* Begin Rows *

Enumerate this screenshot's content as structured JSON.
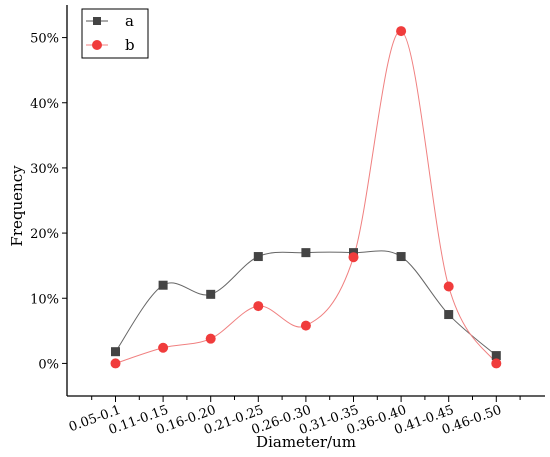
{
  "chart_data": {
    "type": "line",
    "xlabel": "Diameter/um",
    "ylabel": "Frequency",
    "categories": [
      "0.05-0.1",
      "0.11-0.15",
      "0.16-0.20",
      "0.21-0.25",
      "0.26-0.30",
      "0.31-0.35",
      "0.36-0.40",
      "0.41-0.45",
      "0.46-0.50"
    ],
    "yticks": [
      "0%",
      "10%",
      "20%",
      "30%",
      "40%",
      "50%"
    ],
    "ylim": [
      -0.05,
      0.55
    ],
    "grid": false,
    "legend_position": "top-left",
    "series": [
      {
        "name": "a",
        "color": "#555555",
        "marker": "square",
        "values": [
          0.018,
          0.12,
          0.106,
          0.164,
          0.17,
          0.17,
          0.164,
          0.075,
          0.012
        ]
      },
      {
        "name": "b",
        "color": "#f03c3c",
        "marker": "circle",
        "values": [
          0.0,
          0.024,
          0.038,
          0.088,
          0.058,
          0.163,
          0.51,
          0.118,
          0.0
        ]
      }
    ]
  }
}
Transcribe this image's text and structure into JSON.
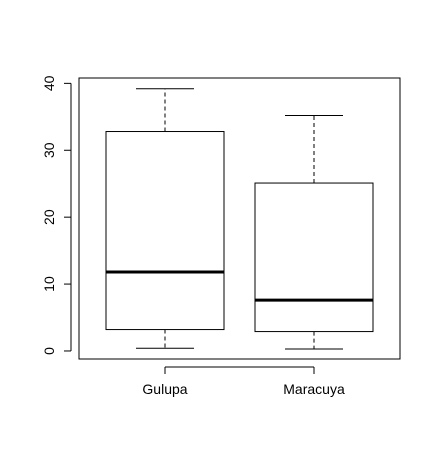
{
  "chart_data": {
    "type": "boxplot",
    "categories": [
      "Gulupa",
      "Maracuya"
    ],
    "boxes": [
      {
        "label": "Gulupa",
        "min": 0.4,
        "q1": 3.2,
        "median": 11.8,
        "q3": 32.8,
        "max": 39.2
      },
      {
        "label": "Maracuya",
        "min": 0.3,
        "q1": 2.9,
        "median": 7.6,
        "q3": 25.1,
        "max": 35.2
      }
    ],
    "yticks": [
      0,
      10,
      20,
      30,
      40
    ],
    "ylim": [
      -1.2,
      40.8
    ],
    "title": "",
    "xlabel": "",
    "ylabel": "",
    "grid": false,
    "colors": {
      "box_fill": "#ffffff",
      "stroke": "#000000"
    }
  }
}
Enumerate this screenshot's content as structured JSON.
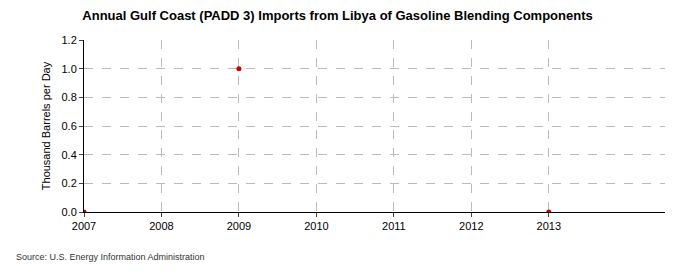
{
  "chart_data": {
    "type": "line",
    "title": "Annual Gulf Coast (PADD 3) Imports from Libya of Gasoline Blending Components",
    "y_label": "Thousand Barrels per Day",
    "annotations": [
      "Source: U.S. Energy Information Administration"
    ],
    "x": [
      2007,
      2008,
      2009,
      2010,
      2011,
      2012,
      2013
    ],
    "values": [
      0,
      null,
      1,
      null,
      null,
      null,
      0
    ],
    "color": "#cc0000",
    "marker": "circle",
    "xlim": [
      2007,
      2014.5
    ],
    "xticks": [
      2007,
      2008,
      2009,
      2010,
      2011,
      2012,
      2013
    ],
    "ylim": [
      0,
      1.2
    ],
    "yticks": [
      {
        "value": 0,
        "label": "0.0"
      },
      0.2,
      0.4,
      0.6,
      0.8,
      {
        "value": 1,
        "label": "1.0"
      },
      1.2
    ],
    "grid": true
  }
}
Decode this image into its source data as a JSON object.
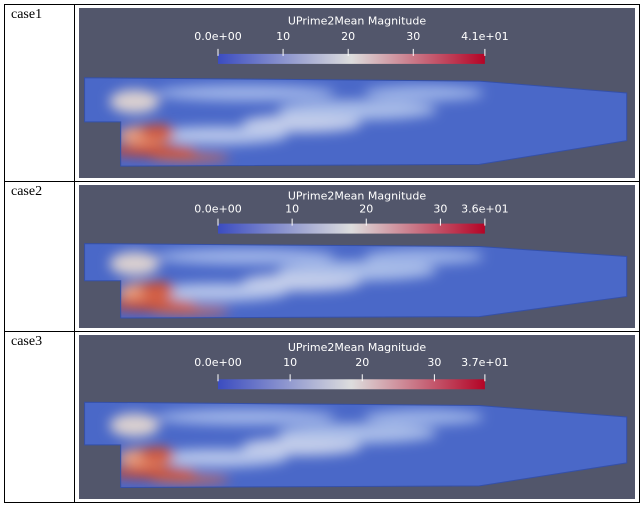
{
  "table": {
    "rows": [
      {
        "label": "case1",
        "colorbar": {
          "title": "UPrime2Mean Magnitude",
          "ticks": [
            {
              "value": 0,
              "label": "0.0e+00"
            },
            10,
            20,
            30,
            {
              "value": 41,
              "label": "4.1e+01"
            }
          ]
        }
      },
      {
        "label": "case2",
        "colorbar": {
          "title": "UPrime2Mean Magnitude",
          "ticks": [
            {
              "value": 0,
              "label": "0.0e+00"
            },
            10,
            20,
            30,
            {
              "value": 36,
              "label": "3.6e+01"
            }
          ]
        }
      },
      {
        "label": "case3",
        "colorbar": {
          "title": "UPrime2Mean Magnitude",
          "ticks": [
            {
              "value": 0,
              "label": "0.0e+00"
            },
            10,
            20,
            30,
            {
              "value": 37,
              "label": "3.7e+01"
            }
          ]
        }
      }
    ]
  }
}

* End Rows *

Exercise description: Reproduce every line of the material precisely, omitting its pictures.

Correct output:
Enumerate this screenshot's content as structured JSON.
{
  "chart_data": {
    "type": "line",
    "xlabel": "Diameter/um",
    "ylabel": "Frequency",
    "categories": [
      "0.05-0.1",
      "0.11-0.15",
      "0.16-0.20",
      "0.21-0.25",
      "0.26-0.30",
      "0.31-0.35",
      "0.36-0.40",
      "0.41-0.45",
      "0.46-0.50"
    ],
    "yticks": [
      "0%",
      "10%",
      "20%",
      "30%",
      "40%",
      "50%"
    ],
    "ylim": [
      -0.05,
      0.55
    ],
    "grid": false,
    "legend_position": "top-left",
    "series": [
      {
        "name": "a",
        "color": "#555555",
        "marker": "square",
        "values": [
          0.018,
          0.12,
          0.106,
          0.164,
          0.17,
          0.17,
          0.164,
          0.075,
          0.012
        ]
      },
      {
        "name": "b",
        "color": "#f03c3c",
        "marker": "circle",
        "values": [
          0.0,
          0.024,
          0.038,
          0.088,
          0.058,
          0.163,
          0.51,
          0.118,
          0.0
        ]
      }
    ]
  }
}
Transcribe this image's text and structure into JSON.
{
  "chart_data": {
    "type": "boxplot",
    "categories": [
      "Gulupa",
      "Maracuya"
    ],
    "boxes": [
      {
        "label": "Gulupa",
        "min": 0.4,
        "q1": 3.2,
        "median": 11.8,
        "q3": 32.8,
        "max": 39.2
      },
      {
        "label": "Maracuya",
        "min": 0.3,
        "q1": 2.9,
        "median": 7.6,
        "q3": 25.1,
        "max": 35.2
      }
    ],
    "yticks": [
      0,
      10,
      20,
      30,
      40
    ],
    "ylim": [
      -1.2,
      40.8
    ],
    "title": "",
    "xlabel": "",
    "ylabel": "",
    "grid": false,
    "colors": {
      "box_fill": "#ffffff",
      "stroke": "#000000"
    }
  }
}
Enumerate this screenshot's content as structured JSON.
{
  "chart_data": {
    "type": "line",
    "title": "Annual Gulf Coast (PADD 3) Imports from Libya of Gasoline Blending Components",
    "y_label": "Thousand Barrels per Day",
    "annotations": [
      "Source: U.S. Energy Information Administration"
    ],
    "x": [
      2007,
      2008,
      2009,
      2010,
      2011,
      2012,
      2013
    ],
    "values": [
      0,
      null,
      1,
      null,
      null,
      null,
      0
    ],
    "color": "#cc0000",
    "marker": "circle",
    "xlim": [
      2007,
      2014.5
    ],
    "xticks": [
      2007,
      2008,
      2009,
      2010,
      2011,
      2012,
      2013
    ],
    "ylim": [
      0,
      1.2
    ],
    "yticks": [
      {
        "value": 0,
        "label": "0.0"
      },
      0.2,
      0.4,
      0.6,
      0.8,
      {
        "value": 1,
        "label": "1.0"
      },
      1.2
    ],
    "grid": true
  }
}
Decode this image into its source data as a JSON object.
{
  "table": {
    "rows": [
      {
        "label": "case1",
        "colorbar": {
          "title": "UPrime2Mean Magnitude",
          "ticks": [
            {
              "value": 0,
              "label": "0.0e+00"
            },
            10,
            20,
            30,
            {
              "value": 41,
              "label": "4.1e+01"
            }
          ]
        }
      },
      {
        "label": "case2",
        "colorbar": {
          "title": "UPrime2Mean Magnitude",
          "ticks": [
            {
              "value": 0,
              "label": "0.0e+00"
            },
            10,
            20,
            30,
            {
              "value": 36,
              "label": "3.6e+01"
            }
          ]
        }
      },
      {
        "label": "case3",
        "colorbar": {
          "title": "UPrime2Mean Magnitude",
          "ticks": [
            {
              "value": 0,
              "label": "0.0e+00"
            },
            10,
            20,
            30,
            {
              "value": 37,
              "label": "3.7e+01"
            }
          ]
        }
      }
    ]
  }
}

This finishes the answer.